* _WHAT TO DO_
Set down the full listing exactly, character for character.

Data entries
━━━━

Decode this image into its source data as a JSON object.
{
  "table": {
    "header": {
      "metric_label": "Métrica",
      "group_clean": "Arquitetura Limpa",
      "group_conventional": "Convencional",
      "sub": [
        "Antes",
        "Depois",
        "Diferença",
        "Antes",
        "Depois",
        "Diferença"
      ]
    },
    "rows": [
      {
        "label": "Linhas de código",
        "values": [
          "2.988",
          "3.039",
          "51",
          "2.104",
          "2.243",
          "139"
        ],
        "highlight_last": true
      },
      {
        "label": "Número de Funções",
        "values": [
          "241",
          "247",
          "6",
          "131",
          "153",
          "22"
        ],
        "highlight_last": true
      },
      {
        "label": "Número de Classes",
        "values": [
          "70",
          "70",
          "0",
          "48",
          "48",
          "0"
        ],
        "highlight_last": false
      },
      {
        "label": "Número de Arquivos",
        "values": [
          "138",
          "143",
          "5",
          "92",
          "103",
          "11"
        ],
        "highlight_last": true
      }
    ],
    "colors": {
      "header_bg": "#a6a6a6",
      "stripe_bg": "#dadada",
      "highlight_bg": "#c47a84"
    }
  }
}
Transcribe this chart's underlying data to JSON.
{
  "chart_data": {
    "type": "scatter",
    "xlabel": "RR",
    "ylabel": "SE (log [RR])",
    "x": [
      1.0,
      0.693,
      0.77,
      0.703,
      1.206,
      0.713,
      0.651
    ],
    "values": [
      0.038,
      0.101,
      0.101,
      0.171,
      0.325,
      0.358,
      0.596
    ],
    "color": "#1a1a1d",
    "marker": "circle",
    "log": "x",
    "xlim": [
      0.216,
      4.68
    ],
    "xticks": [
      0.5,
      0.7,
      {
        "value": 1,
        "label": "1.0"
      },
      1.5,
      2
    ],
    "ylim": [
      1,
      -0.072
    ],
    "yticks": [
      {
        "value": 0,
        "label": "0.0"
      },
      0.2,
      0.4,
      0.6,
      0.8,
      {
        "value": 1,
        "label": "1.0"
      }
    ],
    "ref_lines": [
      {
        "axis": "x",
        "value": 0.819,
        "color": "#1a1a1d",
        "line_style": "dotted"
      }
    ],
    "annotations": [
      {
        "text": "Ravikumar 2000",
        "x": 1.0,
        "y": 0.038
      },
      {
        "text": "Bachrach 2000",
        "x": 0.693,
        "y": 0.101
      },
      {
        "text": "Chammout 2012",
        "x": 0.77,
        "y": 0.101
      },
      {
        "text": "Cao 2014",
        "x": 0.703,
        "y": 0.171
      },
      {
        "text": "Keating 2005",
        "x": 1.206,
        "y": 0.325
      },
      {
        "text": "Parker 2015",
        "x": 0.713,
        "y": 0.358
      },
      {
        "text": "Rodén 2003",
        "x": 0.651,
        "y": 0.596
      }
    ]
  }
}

━━━━

* _TASK RESULT_
Decode this image into its source data as a JSON object.
{
  "table": {
    "header": {
      "metric_label": "Métrica",
      "group_clean": "Arquitetura Limpa",
      "group_conventional": "Convencional",
      "sub": [
        "Antes",
        "Depois",
        "Diferença",
        "Antes",
        "Depois",
        "Diferença"
      ]
    },
    "rows": [
      {
        "label": "Linhas de código",
        "values": [
          "2.988",
          "3.039",
          "51",
          "2.104",
          "2.243",
          "139"
        ],
        "highlight_last": true
      },
      {
        "label": "Número de Funções",
        "values": [
          "241",
          "247",
          "6",
          "131",
          "153",
          "22"
        ],
        "highlight_last": true
      },
      {
        "label": "Número de Classes",
        "values": [
          "70",
          "70",
          "0",
          "48",
          "48",
          "0"
        ],
        "highlight_last": false
      },
      {
        "label": "Número de Arquivos",
        "values": [
          "138",
          "143",
          "5",
          "92",
          "103",
          "11"
        ],
        "highlight_last": true
      }
    ],
    "colors": {
      "header_bg": "#a6a6a6",
      "stripe_bg": "#dadada",
      "highlight_bg": "#c47a84"
    }
  }
}
Transcribe this chart's underlying data to JSON.
{
  "chart_data": {
    "type": "scatter",
    "xlabel": "RR",
    "ylabel": "SE (log [RR])",
    "x": [
      1.0,
      0.693,
      0.77,
      0.703,
      1.206,
      0.713,
      0.651
    ],
    "values": [
      0.038,
      0.101,
      0.101,
      0.171,
      0.325,
      0.358,
      0.596
    ],
    "color": "#1a1a1d",
    "marker": "circle",
    "log": "x",
    "xlim": [
      0.216,
      4.68
    ],
    "xticks": [
      0.5,
      0.7,
      {
        "value": 1,
        "label": "1.0"
      },
      1.5,
      2
    ],
    "ylim": [
      1,
      -0.072
    ],
    "yticks": [
      {
        "value": 0,
        "label": "0.0"
      },
      0.2,
      0.4,
      0.6,
      0.8,
      {
        "value": 1,
        "label": "1.0"
      }
    ],
    "ref_lines": [
      {
        "axis": "x",
        "value": 0.819,
        "color": "#1a1a1d",
        "line_style": "dotted"
      }
    ],
    "annotations": [
      {
        "text": "Ravikumar 2000",
        "x": 1.0,
        "y": 0.038
      },
      {
        "text": "Bachrach 2000",
        "x": 0.693,
        "y": 0.101
      },
      {
        "text": "Chammout 2012",
        "x": 0.77,
        "y": 0.101
      },
      {
        "text": "Cao 2014",
        "x": 0.703,
        "y": 0.171
      },
      {
        "text": "Keating 2005",
        "x": 1.206,
        "y": 0.325
      },
      {
        "text": "Parker 2015",
        "x": 0.713,
        "y": 0.358
      },
      {
        "text": "Rodén 2003",
        "x": 0.651,
        "y": 0.596
      }
    ]
  }
}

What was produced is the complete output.